Record extracts:
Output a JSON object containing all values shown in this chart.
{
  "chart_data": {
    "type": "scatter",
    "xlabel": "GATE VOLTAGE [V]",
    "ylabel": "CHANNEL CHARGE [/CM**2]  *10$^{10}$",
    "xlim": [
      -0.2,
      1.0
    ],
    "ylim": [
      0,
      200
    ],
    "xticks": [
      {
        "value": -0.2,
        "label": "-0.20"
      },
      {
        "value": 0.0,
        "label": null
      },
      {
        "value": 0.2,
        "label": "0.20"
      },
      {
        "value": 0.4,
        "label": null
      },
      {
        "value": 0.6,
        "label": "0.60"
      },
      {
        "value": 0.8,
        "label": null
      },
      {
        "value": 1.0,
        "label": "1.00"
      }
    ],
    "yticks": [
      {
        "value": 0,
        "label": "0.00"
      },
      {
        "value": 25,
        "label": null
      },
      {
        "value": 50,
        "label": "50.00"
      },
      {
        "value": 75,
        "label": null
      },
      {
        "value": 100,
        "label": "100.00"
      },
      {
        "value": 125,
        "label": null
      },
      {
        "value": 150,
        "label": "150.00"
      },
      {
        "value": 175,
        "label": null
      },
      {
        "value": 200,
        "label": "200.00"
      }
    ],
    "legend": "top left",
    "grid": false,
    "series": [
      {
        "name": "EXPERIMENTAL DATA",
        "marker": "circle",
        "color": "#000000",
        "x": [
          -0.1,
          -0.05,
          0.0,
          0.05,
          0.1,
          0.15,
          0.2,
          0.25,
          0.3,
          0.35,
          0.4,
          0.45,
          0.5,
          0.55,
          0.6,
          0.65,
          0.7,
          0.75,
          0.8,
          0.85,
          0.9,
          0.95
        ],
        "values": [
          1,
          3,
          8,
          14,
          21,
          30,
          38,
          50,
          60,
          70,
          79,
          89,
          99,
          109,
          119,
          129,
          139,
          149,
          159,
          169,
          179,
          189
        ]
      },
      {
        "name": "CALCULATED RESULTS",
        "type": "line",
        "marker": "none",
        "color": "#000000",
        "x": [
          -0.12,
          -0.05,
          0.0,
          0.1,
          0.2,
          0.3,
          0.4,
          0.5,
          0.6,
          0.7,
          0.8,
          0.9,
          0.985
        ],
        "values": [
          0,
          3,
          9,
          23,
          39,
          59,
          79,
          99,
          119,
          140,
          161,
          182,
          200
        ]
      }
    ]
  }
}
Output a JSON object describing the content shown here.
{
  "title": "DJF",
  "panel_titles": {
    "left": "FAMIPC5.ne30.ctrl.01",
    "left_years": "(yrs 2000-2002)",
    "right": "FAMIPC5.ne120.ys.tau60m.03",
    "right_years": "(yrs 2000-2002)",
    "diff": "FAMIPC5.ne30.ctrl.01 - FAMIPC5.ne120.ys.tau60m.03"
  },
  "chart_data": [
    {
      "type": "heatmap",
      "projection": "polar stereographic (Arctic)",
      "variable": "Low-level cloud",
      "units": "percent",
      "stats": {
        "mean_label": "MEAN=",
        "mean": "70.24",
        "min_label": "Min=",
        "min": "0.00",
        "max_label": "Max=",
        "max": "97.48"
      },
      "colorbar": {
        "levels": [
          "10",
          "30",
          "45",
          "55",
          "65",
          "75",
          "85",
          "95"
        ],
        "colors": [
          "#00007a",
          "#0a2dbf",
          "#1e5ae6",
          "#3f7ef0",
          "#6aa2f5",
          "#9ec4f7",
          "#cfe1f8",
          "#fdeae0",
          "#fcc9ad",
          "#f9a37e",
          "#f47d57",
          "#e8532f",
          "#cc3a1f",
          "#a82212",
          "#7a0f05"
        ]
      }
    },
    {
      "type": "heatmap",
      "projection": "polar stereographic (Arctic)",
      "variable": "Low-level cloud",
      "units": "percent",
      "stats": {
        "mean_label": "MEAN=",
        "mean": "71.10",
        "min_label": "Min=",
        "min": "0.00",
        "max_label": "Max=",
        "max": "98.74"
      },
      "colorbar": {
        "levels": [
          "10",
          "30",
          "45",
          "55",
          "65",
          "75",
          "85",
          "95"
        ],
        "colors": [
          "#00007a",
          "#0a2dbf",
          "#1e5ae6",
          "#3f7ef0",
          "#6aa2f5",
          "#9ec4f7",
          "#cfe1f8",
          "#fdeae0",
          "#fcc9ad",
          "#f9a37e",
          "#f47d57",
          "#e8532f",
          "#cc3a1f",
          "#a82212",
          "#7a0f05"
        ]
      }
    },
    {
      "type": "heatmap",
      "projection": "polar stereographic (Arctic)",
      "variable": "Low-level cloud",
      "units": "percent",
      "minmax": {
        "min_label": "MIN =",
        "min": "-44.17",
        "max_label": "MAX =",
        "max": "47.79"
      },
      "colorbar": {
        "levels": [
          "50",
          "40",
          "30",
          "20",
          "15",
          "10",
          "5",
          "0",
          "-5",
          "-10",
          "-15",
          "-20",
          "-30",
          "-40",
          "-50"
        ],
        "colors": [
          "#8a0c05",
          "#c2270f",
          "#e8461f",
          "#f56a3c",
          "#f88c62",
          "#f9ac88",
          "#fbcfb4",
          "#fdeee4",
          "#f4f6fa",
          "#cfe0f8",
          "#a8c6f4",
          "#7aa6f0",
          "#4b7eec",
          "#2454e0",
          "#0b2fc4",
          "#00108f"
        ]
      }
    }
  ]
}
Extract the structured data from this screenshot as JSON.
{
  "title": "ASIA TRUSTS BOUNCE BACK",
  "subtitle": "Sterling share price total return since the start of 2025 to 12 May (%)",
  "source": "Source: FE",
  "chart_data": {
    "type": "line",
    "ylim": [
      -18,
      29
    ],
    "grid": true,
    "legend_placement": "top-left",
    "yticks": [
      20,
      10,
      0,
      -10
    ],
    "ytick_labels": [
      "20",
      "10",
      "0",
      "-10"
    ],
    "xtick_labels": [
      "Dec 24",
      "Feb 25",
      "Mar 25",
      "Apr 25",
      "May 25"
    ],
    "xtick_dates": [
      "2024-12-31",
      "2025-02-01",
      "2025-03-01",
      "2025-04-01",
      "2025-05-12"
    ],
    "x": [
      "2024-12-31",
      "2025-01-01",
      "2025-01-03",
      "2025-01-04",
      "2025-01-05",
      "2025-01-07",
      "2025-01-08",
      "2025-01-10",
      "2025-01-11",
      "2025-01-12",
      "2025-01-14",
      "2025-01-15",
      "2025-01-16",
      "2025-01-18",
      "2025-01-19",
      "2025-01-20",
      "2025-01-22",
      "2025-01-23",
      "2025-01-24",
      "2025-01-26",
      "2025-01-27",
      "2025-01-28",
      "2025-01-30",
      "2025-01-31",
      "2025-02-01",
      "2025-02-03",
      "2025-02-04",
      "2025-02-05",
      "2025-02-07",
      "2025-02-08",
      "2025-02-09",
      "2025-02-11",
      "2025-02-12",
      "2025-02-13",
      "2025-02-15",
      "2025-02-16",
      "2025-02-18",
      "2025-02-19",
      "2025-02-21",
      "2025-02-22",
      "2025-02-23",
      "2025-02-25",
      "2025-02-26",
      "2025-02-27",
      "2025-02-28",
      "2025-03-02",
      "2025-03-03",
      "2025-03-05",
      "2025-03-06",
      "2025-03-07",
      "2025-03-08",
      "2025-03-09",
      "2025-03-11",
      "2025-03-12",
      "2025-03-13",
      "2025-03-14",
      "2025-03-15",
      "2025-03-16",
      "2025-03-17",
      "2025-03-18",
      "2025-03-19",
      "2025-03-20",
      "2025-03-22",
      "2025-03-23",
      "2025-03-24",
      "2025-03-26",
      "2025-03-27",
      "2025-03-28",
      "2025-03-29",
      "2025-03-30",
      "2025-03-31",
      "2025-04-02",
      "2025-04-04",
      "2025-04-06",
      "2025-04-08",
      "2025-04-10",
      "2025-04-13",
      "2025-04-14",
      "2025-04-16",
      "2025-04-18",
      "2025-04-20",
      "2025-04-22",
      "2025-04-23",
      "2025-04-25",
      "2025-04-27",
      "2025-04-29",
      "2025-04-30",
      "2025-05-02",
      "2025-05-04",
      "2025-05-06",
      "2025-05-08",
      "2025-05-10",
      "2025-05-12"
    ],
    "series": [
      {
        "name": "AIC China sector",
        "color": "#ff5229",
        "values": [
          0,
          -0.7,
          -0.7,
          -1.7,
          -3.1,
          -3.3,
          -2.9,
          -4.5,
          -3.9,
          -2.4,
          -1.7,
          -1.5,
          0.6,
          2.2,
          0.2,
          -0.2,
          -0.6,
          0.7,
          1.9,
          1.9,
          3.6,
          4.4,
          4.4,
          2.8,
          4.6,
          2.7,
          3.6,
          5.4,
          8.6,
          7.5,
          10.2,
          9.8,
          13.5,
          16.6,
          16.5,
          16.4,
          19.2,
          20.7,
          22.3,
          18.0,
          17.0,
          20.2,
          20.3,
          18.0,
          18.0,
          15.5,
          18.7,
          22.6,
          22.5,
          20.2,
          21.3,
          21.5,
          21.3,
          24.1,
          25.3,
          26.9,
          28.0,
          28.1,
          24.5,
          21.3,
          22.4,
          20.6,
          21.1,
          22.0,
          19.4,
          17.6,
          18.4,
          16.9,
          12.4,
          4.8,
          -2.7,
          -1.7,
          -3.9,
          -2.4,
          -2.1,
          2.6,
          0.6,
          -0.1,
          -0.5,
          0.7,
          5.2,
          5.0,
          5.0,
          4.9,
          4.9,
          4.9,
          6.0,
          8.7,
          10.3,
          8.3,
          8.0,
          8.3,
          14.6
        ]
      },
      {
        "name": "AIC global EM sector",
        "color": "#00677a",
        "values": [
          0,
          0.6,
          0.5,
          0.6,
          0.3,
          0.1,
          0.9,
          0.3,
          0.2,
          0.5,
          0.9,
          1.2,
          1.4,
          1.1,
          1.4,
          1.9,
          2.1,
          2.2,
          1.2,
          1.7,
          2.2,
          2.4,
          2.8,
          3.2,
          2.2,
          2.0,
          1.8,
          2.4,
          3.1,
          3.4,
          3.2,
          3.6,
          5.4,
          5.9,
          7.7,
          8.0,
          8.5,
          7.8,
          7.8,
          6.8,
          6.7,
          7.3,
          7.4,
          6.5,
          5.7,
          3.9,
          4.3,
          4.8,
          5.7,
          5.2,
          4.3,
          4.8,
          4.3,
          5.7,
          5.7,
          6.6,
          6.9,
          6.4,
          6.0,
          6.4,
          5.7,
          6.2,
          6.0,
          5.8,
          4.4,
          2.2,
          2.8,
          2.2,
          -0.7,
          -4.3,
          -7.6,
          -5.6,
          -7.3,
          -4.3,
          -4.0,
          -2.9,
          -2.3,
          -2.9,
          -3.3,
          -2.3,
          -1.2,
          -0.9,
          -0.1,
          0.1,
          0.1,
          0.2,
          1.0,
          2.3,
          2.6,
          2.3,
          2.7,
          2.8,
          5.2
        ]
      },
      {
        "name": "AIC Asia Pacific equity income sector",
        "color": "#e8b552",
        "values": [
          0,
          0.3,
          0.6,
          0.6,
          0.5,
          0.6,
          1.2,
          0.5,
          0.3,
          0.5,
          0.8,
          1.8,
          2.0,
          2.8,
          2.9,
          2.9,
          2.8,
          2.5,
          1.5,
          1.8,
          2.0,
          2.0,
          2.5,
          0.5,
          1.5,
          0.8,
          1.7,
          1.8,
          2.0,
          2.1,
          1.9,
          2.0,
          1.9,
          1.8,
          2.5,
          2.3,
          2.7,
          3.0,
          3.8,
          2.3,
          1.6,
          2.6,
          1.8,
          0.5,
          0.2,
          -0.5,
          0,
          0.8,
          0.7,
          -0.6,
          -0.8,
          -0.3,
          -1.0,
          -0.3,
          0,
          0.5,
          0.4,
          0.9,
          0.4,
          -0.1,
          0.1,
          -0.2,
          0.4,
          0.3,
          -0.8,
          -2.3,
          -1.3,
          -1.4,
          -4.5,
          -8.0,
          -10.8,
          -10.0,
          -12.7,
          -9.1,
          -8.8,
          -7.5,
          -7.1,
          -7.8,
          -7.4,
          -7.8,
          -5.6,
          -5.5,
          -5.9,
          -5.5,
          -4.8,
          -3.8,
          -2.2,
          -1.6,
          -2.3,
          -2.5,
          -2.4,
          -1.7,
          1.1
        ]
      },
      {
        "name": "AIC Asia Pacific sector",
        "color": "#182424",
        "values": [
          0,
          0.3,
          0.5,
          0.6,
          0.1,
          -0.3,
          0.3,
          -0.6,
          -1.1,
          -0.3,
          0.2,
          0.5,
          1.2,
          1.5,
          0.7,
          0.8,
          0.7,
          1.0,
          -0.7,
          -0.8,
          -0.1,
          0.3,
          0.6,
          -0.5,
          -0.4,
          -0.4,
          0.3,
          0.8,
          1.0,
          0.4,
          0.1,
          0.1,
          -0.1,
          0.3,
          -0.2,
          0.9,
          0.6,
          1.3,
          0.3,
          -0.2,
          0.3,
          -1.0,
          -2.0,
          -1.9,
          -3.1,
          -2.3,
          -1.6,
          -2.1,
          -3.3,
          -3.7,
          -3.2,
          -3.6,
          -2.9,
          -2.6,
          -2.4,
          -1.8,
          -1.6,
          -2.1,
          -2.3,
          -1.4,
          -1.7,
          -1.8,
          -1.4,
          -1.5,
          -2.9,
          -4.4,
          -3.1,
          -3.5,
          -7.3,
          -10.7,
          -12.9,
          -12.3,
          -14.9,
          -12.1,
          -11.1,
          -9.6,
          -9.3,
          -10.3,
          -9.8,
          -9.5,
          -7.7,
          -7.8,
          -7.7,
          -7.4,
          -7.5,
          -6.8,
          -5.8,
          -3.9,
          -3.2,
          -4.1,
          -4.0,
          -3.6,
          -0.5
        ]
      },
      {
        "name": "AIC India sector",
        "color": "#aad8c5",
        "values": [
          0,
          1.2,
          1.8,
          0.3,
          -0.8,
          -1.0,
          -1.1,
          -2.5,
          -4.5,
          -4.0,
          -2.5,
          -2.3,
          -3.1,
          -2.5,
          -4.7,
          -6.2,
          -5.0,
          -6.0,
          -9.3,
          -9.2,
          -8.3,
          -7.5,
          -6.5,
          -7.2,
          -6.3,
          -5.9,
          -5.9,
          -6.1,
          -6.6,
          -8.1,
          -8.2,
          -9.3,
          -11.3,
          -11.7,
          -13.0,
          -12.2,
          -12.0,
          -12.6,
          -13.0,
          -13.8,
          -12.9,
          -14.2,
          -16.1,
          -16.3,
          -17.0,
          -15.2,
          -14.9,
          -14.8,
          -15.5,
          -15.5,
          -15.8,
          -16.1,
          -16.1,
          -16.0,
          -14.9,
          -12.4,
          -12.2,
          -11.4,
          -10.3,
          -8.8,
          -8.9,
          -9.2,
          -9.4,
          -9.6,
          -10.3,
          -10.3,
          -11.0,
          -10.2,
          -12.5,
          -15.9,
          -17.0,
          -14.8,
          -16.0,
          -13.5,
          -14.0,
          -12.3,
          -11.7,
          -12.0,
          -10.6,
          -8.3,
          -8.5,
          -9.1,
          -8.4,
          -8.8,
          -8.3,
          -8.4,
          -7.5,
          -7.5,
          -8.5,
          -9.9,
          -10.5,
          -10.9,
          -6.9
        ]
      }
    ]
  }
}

Work instructions: Out of the material above, gather each line where "Pacific" appears.

Written solution:
        "name": "AIC Asia Pacific equity income sector",
        "name": "AIC Asia Pacific sector",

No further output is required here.